§ Selected extract:

Content starts

Scott and Mark Kelly
Former NASA astronaut Scott Kelly (right), member of expedition 43 to the International Space Station, and his twin brother Mark, pose after a news conference at Baikonur cosmodrome, March 26, 2015. REUTERS/Maxim Zmeyev

Last year, NASA concluded an unprecedented study aimed at examining the effect of the microgravity environment of space. While the final results of the Twins Study — which, as the name suggests, involved the twin astronauts Mark and Scott Kelly — are yet to be announced, the preliminary results are already throwing up some unexpected findings.

According to an article published last week by Nature News, tests carried out before and after Scott’s yearlong sojourn on board the International Space Station (his brother Mark, a retired astronaut, stayed on Earth), have revealed changes in gene expression, DNA methylation — wherein methyl groups are added to DNA molecules — and several other biological markers.

However, it is still not clear which among these changes can be attributed to Scott’s time in orbit, and which were caused due to natural variations.

“The greatest importance of the study is to show that we can do it,” Andrew Feinberg, a geneticist at Johns Hopkins University School of Medicine in Baltimore, Maryland, and one of the researchers involved in the extensive studies, told Nature. “I don’t think people realized it would be so easy to do genomics on astronauts in space.”

Two of the key findings that have been revealed so far relate to the length of Scott’s telomeres — protective caps that cover the tip of chromosomes, and DNA methylation — a phenomenon that can affect gene expression. Surprisingly, the researchers found that when Scott returned to Earth, his telomeres were longer than Mark’s — exactly the opposite of what was expected. Moreover, during his year on the International Space Station, Scott’s DNA experienced less methylation than Mark’s.

Both these changes were reversible, and the measurements went back to pre-flight levels soon after Scott landed on Earth. Researchers are still trying to figure out why these changes occurred and what it means.

Content ends

§ What you need to do:
#1 Reproduce a passage from the Twins Study article: begin at the words "Last year, NASA" and stop after the words "some unexpected findings.".
#2 Answer these questions using the Twins Study article.
(a) Where was the news conference in the photo caption held?
(b) At which institution does Andrew Feinberg work?
(c) When Scott returned to Earth, how did the length of his telomeres compare with Mark's?
#3 Resume the Twins Study article after its last sentence.
The items that come next are separate material, apart from the Twins Study article.

§ Data under study:

Content starts

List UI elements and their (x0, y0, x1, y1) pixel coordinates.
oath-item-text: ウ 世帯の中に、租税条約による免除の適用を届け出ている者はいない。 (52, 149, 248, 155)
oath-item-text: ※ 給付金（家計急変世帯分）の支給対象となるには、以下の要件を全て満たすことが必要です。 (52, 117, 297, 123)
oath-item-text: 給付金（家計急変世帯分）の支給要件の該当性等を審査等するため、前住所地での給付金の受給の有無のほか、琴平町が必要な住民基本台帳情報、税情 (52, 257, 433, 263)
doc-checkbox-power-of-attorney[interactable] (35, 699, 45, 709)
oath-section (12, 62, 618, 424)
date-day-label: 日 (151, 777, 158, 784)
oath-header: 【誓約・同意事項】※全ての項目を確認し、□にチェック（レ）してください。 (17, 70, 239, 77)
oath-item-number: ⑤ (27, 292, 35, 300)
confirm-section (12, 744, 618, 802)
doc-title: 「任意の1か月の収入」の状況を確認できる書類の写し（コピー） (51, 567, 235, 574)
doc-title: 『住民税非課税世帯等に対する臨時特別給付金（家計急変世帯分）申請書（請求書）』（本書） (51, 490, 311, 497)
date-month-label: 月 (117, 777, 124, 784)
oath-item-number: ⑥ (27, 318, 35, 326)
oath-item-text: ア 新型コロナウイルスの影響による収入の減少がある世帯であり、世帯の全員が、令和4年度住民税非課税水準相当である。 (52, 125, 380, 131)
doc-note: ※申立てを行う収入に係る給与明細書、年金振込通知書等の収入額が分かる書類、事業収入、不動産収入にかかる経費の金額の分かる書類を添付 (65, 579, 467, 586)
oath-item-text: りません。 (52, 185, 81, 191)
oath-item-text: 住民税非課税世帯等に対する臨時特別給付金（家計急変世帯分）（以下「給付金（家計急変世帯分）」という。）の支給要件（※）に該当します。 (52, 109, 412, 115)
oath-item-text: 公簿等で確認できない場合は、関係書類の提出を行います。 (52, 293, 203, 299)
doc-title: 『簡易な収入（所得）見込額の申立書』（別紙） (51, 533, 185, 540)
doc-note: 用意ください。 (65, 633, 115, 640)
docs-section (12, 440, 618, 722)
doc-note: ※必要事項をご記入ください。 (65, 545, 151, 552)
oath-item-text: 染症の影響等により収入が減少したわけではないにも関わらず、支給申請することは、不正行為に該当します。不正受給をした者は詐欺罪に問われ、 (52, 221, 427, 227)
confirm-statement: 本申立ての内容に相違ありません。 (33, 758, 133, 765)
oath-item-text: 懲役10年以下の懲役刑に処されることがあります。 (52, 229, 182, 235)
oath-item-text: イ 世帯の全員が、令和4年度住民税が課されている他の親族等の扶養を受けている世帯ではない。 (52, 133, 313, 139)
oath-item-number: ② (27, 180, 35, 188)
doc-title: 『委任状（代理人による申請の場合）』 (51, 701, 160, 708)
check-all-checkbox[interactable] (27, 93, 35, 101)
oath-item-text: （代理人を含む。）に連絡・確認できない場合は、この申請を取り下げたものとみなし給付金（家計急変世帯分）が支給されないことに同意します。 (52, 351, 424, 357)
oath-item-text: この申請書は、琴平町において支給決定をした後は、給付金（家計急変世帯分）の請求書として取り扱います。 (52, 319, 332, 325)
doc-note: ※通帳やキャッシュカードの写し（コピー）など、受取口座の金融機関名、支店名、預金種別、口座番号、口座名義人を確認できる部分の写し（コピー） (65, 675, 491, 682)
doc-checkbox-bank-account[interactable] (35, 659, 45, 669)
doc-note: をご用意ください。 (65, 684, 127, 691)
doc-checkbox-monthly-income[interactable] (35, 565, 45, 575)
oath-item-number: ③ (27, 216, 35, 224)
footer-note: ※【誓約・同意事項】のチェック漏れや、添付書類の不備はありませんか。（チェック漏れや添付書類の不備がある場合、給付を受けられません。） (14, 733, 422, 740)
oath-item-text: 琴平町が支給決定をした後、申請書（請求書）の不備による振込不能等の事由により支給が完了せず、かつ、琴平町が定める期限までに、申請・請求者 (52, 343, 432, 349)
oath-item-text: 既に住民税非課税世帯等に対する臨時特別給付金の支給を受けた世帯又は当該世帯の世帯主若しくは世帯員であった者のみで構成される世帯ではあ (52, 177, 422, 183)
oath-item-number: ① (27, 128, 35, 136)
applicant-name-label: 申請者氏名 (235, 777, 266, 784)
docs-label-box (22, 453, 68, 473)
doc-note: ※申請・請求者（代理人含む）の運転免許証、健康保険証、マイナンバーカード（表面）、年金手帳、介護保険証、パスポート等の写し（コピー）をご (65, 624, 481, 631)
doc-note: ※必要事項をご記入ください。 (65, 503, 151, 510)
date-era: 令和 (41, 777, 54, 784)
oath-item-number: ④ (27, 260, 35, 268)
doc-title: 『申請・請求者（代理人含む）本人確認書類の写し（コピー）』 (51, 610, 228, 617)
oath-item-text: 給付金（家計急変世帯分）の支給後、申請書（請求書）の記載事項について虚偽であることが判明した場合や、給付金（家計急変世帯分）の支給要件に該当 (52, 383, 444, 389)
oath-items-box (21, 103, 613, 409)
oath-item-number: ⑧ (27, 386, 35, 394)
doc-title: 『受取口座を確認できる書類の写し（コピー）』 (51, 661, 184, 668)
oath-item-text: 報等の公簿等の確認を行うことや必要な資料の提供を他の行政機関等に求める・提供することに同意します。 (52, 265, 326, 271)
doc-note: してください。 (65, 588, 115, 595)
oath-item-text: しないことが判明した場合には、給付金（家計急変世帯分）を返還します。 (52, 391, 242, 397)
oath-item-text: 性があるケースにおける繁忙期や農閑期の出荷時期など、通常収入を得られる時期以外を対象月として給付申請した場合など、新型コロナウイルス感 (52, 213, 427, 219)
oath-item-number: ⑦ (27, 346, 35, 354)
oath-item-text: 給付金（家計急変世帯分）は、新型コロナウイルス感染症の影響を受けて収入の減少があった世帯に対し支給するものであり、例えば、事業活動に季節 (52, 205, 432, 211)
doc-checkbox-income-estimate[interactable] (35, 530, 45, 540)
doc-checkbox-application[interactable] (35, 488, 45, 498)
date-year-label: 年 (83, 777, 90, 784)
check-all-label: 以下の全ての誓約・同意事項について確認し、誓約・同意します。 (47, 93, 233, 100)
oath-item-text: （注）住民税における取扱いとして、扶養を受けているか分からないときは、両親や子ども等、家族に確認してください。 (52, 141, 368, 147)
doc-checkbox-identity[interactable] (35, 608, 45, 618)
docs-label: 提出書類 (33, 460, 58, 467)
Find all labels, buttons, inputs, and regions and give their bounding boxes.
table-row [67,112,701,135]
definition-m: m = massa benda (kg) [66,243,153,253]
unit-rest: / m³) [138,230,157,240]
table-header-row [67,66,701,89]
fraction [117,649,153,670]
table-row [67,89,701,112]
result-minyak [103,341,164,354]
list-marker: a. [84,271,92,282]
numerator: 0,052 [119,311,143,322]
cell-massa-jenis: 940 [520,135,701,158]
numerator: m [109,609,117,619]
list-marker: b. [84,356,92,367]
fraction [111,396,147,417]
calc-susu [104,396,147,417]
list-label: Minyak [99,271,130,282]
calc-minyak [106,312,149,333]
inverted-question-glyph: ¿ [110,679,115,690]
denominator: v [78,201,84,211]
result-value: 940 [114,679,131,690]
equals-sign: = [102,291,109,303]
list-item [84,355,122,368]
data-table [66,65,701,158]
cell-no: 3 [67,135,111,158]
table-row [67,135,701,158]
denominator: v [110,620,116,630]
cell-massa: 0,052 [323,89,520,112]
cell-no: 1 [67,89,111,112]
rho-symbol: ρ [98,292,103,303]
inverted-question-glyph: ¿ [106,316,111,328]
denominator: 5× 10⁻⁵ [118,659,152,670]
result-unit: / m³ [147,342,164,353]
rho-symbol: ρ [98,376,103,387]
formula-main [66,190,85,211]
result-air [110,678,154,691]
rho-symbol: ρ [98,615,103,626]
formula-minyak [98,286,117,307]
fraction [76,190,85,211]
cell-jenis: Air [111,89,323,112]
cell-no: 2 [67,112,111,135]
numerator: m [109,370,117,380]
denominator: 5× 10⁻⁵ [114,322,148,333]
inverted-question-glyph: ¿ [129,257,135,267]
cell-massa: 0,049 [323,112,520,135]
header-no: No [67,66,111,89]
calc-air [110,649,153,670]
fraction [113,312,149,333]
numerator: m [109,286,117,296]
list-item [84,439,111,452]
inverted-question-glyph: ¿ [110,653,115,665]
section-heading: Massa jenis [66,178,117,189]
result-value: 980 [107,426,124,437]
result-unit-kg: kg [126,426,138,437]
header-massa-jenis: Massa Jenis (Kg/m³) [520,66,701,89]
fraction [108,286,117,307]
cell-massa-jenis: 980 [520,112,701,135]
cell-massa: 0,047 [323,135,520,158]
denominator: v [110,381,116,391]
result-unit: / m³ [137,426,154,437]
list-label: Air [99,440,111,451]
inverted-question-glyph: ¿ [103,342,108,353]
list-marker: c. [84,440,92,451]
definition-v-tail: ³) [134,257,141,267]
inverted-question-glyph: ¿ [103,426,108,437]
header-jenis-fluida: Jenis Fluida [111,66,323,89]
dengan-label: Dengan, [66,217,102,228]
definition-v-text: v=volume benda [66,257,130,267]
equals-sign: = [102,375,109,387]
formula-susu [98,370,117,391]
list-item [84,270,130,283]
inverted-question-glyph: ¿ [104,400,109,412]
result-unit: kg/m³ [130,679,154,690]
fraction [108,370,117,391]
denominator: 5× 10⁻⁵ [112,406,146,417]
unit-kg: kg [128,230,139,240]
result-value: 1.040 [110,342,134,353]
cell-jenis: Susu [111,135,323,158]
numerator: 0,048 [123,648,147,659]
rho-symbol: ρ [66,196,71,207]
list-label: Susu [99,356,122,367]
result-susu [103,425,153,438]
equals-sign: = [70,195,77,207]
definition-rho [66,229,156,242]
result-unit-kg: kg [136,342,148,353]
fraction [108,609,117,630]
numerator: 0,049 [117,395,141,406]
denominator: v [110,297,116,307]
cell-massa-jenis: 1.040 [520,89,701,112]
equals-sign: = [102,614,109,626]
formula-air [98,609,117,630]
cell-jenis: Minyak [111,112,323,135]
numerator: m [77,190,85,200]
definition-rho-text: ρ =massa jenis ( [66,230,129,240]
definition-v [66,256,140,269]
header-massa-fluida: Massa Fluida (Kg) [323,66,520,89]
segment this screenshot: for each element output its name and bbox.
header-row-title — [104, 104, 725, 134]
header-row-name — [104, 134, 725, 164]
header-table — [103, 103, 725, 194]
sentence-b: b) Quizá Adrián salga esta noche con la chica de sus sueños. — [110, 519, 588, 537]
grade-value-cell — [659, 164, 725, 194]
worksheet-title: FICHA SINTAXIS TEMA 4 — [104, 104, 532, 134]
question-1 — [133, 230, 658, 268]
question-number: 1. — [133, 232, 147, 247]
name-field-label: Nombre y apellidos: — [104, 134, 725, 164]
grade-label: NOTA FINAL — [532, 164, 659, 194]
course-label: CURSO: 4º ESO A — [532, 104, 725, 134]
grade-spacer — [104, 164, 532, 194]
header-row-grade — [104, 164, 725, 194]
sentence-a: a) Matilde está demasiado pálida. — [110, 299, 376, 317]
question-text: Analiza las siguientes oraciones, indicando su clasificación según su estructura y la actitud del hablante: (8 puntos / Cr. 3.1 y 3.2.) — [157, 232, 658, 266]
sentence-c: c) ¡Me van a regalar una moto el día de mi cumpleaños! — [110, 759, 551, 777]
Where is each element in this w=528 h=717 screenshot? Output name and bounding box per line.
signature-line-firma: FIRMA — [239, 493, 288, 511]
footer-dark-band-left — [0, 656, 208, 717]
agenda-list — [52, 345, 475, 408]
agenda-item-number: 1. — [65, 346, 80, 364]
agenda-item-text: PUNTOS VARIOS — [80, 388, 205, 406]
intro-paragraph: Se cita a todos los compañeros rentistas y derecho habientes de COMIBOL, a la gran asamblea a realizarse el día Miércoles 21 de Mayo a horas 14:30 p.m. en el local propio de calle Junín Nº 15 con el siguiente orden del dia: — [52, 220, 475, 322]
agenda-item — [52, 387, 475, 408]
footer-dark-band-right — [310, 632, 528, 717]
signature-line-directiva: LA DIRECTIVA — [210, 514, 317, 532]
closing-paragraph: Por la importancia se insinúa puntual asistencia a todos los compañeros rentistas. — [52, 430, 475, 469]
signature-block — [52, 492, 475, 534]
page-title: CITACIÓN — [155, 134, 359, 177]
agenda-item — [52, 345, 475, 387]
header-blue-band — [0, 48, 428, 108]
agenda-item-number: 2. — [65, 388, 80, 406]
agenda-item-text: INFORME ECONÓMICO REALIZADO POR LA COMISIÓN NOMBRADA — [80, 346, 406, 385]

Content ends

§ Responses to the tasks:
#1
Last year, NASA concluded an unprecedented study aimed at examining the effect of the microgravity environment of space. While the final results of the Twins Study — which, as the name suggests, involved the twin astronauts Mark and Scott Kelly — are yet to be announced, the preliminary results are already throwing up some unexpected findings.

#2
(a) At Baikonur cosmodrome.
(b) Johns Hopkins University School of Medicine in Baltimore, Maryland.
(c) His telomeres were longer than Mark's.

#3
“Almost everyone is reporting that we see differences,” Christopher Mason, a geneticist at Weill Cornell Medicine in New York City, told Nature.

The earliest studies based on the treasure trove of data gathered as part of the Twins study may be published either later this year, or sometime in 2018.

The one-of-a-kind study afforded scientists a unique opportunity to understand how the hostile environment of space affects the human body — something that is key to successfully carrying out crewed deep space missions. The hope is that the data collected during Scott’s year in space will highlight some of the most worrying physiological and psychological hurdles to spending months or years in space — allowing scientists to find solutions to these problems before NASA attempts a flight to Mars and beyond by sometime around 2030.

“NASA is working on this science project that’s the greatest in the history of civilization,” Andrew Feinberg, director of the Center of Epigenetics at the Johns Hopkins Medical School, told the Washington Post last year. “They’re turning humankind from an Earth-dwelling species into a space-exploring species. One day, humankind will be a species that can settle on other planets. It might be a hundred years before we have humans living on Mars, but this is a whole new kind of science. It’s a multi-generational effort.”